All of the records below should be output exactly.

## Data rows
══════════════════════════════
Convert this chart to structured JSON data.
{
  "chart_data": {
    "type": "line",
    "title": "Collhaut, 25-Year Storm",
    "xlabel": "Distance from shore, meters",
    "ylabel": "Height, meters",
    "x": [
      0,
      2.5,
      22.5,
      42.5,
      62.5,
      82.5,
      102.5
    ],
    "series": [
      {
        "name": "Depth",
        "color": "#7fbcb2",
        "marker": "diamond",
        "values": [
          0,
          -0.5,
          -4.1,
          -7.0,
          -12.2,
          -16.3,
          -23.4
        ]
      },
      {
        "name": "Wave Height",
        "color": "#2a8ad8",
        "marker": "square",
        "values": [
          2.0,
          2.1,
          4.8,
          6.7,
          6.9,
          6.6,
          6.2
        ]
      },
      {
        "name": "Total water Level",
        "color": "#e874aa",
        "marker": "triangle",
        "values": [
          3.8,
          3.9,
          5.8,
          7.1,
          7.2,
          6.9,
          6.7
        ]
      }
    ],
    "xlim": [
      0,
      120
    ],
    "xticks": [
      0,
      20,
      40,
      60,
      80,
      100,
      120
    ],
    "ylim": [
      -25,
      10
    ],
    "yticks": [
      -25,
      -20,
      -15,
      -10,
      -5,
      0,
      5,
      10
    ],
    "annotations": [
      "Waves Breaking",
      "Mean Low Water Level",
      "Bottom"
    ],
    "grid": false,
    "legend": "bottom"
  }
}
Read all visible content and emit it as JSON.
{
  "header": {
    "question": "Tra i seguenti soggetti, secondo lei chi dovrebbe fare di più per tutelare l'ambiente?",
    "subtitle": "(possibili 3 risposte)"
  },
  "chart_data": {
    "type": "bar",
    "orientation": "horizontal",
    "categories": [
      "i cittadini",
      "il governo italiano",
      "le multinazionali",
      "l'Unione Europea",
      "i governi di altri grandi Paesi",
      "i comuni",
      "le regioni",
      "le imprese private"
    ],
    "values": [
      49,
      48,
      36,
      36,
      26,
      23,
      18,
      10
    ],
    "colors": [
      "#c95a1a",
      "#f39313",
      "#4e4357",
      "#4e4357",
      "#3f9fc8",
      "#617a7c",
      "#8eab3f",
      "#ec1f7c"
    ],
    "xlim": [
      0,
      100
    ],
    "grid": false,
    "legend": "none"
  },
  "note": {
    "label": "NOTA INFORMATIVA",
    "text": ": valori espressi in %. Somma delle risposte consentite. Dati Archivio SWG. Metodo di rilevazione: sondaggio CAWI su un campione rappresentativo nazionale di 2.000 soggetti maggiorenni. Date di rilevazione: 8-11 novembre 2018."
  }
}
══════════════════════════════
## Expected answer
Convert this chart to structured JSON data.
{
  "chart_data": {
    "type": "line",
    "title": "Collhaut, 25-Year Storm",
    "xlabel": "Distance from shore, meters",
    "ylabel": "Height, meters",
    "x": [
      0,
      2.5,
      22.5,
      42.5,
      62.5,
      82.5,
      102.5
    ],
    "series": [
      {
        "name": "Depth",
        "color": "#7fbcb2",
        "marker": "diamond",
        "values": [
          0,
          -0.5,
          -4.1,
          -7.0,
          -12.2,
          -16.3,
          -23.4
        ]
      },
      {
        "name": "Wave Height",
        "color": "#2a8ad8",
        "marker": "square",
        "values": [
          2.0,
          2.1,
          4.8,
          6.7,
          6.9,
          6.6,
          6.2
        ]
      },
      {
        "name": "Total water Level",
        "color": "#e874aa",
        "marker": "triangle",
        "values": [
          3.8,
          3.9,
          5.8,
          7.1,
          7.2,
          6.9,
          6.7
        ]
      }
    ],
    "xlim": [
      0,
      120
    ],
    "xticks": [
      0,
      20,
      40,
      60,
      80,
      100,
      120
    ],
    "ylim": [
      -25,
      10
    ],
    "yticks": [
      -25,
      -20,
      -15,
      -10,
      -5,
      0,
      5,
      10
    ],
    "annotations": [
      "Waves Breaking",
      "Mean Low Water Level",
      "Bottom"
    ],
    "grid": false,
    "legend": "bottom"
  }
}
Read all visible content and emit it as JSON.
{
  "header": {
    "question": "Tra i seguenti soggetti, secondo lei chi dovrebbe fare di più per tutelare l'ambiente?",
    "subtitle": "(possibili 3 risposte)"
  },
  "chart_data": {
    "type": "bar",
    "orientation": "horizontal",
    "categories": [
      "i cittadini",
      "il governo italiano",
      "le multinazionali",
      "l'Unione Europea",
      "i governi di altri grandi Paesi",
      "i comuni",
      "le regioni",
      "le imprese private"
    ],
    "values": [
      49,
      48,
      36,
      36,
      26,
      23,
      18,
      10
    ],
    "colors": [
      "#c95a1a",
      "#f39313",
      "#4e4357",
      "#4e4357",
      "#3f9fc8",
      "#617a7c",
      "#8eab3f",
      "#ec1f7c"
    ],
    "xlim": [
      0,
      100
    ],
    "grid": false,
    "legend": "none"
  },
  "note": {
    "label": "NOTA INFORMATIVA",
    "text": ": valori espressi in %. Somma delle risposte consentite. Dati Archivio SWG. Metodo di rilevazione: sondaggio CAWI su un campione rappresentativo nazionale di 2.000 soggetti maggiorenni. Date di rilevazione: 8-11 novembre 2018."
  }
}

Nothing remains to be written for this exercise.